→ **WHAT YOU NEED TO DO**:
Copy all lines holding the word "Temperature" from the entries.

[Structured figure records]
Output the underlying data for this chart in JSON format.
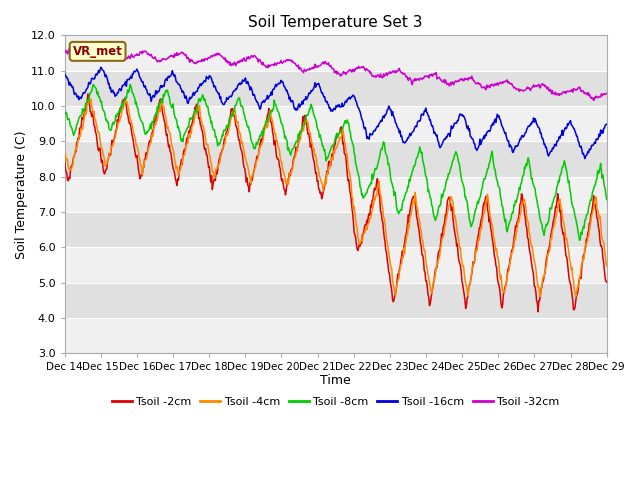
{
  "title": "Soil Temperature Set 3",
  "xlabel": "Time",
  "ylabel": "Soil Temperature (C)",
  "ylim": [
    3.0,
    12.0
  ],
  "yticks": [
    3.0,
    4.0,
    5.0,
    6.0,
    7.0,
    8.0,
    9.0,
    10.0,
    11.0,
    12.0
  ],
  "date_labels": [
    "Dec 14",
    "Dec 15",
    "Dec 16",
    "Dec 17",
    "Dec 18",
    "Dec 19",
    "Dec 20",
    "Dec 21",
    "Dec 22",
    "Dec 23",
    "Dec 24",
    "Dec 25",
    "Dec 26",
    "Dec 27",
    "Dec 28",
    "Dec 29"
  ],
  "vr_met_label": "VR_met",
  "colors": {
    "Tsoil -2cm": "#dd0000",
    "Tsoil -4cm": "#ff8800",
    "Tsoil -8cm": "#00cc00",
    "Tsoil -16cm": "#0000dd",
    "Tsoil -32cm": "#cc00cc"
  },
  "legend_labels": [
    "Tsoil -2cm",
    "Tsoil -4cm",
    "Tsoil -8cm",
    "Tsoil -16cm",
    "Tsoil -32cm"
  ],
  "background_color": "#ffffff",
  "plot_bg_color": "#e8e8e8",
  "band_light": "#f0f0f0",
  "band_dark": "#e0e0e0"
}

→ **THE OUTPUT**:
  "title": "Soil Temperature Set 3",
  "ylabel": "Soil Temperature (C)",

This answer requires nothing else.